» Challenge
Report how many lines contain the word "ngày", with no other text.

» Exercise inputs
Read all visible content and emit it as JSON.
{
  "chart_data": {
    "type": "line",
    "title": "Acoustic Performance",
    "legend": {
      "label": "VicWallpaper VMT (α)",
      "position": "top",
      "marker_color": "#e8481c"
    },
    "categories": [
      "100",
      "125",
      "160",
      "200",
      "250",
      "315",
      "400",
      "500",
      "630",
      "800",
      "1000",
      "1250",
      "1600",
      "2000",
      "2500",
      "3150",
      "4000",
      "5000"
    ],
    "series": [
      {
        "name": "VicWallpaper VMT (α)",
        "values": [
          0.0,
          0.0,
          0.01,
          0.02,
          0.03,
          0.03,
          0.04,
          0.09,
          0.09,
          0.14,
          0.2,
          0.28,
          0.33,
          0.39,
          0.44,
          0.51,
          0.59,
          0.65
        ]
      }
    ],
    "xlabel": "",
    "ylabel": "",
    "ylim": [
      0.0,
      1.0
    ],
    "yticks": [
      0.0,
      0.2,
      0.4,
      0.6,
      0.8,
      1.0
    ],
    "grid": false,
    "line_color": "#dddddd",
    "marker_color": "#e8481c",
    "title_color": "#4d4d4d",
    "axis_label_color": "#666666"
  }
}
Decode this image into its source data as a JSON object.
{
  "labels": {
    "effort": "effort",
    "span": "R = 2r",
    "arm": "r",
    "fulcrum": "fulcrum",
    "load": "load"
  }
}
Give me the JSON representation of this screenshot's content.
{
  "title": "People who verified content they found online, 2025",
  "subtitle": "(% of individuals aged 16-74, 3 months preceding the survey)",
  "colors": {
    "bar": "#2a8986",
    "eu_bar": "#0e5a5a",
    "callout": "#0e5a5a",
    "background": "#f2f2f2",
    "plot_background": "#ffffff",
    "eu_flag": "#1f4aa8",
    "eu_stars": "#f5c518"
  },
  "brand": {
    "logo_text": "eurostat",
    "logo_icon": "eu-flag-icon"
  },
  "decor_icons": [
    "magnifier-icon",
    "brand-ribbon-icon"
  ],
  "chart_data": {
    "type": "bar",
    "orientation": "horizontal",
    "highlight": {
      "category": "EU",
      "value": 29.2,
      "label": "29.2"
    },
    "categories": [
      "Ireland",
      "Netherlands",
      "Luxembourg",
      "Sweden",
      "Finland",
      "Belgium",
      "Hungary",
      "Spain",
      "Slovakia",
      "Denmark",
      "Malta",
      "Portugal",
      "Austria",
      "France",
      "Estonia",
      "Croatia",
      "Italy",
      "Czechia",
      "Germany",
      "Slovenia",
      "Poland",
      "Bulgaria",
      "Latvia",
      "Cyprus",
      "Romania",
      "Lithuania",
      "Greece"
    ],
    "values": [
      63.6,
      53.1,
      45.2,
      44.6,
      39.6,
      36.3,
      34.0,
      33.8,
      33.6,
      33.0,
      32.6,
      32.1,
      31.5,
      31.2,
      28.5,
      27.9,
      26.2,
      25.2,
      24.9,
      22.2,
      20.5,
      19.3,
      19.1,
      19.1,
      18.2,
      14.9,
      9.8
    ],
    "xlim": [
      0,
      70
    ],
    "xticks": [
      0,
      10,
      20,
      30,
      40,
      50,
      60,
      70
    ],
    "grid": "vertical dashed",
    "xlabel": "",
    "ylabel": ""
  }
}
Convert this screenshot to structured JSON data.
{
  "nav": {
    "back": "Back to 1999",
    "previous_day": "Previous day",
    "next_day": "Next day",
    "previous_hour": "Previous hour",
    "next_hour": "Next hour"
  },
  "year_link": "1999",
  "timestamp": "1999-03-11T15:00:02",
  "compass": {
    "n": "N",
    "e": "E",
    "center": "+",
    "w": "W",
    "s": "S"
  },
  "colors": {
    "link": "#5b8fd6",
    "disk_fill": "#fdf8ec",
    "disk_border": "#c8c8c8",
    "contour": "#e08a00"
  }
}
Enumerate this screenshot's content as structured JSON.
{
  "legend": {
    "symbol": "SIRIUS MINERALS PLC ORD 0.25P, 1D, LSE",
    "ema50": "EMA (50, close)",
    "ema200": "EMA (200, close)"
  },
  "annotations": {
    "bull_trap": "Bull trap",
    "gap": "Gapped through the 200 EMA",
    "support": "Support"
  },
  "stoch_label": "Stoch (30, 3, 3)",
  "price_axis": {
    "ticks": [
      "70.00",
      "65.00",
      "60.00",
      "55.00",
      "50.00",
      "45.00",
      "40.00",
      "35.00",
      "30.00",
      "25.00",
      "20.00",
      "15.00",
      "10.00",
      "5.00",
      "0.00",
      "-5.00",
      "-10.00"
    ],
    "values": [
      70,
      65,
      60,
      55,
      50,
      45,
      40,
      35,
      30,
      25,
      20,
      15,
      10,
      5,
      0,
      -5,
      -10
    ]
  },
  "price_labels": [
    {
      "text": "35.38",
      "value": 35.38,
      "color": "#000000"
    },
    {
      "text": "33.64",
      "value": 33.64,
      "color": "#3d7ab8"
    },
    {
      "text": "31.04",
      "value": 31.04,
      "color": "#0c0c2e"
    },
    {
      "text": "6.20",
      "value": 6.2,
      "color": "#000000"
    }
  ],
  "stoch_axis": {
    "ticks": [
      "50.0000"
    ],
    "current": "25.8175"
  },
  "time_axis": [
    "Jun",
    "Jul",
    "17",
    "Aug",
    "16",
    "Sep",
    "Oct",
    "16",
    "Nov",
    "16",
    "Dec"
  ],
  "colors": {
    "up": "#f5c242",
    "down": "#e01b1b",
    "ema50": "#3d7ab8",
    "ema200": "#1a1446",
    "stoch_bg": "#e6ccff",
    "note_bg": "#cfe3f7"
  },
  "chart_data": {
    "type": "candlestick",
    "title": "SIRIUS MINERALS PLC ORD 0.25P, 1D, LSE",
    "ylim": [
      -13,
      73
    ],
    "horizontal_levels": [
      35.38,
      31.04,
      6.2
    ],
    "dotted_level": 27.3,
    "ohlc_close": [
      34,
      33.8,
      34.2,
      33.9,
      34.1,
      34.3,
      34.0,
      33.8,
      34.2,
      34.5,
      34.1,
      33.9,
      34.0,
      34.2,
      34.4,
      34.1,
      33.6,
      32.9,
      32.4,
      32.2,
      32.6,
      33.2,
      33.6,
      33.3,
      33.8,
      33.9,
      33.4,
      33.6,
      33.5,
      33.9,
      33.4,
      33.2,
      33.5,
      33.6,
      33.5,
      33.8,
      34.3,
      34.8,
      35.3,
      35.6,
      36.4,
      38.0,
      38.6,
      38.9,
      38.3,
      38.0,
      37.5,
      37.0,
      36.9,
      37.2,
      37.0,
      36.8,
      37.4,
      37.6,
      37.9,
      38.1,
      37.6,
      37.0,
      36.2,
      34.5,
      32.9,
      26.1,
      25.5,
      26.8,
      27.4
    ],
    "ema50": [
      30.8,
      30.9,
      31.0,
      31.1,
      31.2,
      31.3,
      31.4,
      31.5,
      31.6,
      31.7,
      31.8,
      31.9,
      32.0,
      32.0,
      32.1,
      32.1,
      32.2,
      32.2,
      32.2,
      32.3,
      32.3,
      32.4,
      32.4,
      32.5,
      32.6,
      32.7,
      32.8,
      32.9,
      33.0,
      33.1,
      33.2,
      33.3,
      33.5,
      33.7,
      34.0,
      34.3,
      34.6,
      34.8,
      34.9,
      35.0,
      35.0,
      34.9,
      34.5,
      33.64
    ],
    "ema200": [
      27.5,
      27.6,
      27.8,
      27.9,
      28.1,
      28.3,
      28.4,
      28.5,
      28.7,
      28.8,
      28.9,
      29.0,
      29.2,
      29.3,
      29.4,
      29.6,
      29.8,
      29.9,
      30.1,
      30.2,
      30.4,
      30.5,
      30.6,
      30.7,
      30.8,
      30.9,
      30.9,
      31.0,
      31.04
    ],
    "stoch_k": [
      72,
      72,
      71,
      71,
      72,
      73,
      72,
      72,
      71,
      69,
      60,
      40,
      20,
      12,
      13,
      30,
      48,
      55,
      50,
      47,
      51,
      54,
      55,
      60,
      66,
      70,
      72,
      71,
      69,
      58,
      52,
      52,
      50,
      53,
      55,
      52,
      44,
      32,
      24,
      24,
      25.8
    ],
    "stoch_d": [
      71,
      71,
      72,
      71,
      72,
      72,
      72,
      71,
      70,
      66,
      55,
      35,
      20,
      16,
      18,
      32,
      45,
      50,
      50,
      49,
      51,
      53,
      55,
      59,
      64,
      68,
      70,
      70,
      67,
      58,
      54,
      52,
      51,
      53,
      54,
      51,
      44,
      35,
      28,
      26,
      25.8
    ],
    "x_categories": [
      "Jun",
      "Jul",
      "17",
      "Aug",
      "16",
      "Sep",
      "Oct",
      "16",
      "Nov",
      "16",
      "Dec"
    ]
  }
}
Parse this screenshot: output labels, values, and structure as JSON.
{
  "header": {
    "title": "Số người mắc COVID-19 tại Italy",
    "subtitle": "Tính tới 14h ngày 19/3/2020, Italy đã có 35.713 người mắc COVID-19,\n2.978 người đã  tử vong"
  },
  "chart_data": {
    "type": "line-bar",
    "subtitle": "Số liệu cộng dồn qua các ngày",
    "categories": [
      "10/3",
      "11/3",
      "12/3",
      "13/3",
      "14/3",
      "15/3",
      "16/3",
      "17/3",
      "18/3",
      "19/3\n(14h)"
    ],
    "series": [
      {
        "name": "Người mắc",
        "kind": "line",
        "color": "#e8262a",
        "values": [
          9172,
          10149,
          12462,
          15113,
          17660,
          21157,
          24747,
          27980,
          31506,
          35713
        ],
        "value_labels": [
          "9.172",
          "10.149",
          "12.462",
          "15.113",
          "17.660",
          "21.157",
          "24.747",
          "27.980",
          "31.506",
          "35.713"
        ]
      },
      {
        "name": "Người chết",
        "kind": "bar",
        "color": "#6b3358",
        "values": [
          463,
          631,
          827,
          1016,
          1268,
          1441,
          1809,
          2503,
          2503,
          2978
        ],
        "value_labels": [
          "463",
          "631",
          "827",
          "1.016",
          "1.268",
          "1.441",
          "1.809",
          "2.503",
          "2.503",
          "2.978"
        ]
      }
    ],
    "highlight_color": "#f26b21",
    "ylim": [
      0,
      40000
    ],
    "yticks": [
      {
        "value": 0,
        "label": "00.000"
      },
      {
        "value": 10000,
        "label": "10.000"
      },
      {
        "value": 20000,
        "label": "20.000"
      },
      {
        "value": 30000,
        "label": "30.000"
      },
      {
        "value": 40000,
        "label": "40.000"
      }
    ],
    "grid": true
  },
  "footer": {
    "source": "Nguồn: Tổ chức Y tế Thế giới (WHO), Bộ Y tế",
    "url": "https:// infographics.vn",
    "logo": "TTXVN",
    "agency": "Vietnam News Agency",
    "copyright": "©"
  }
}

» Solution to the exercise
2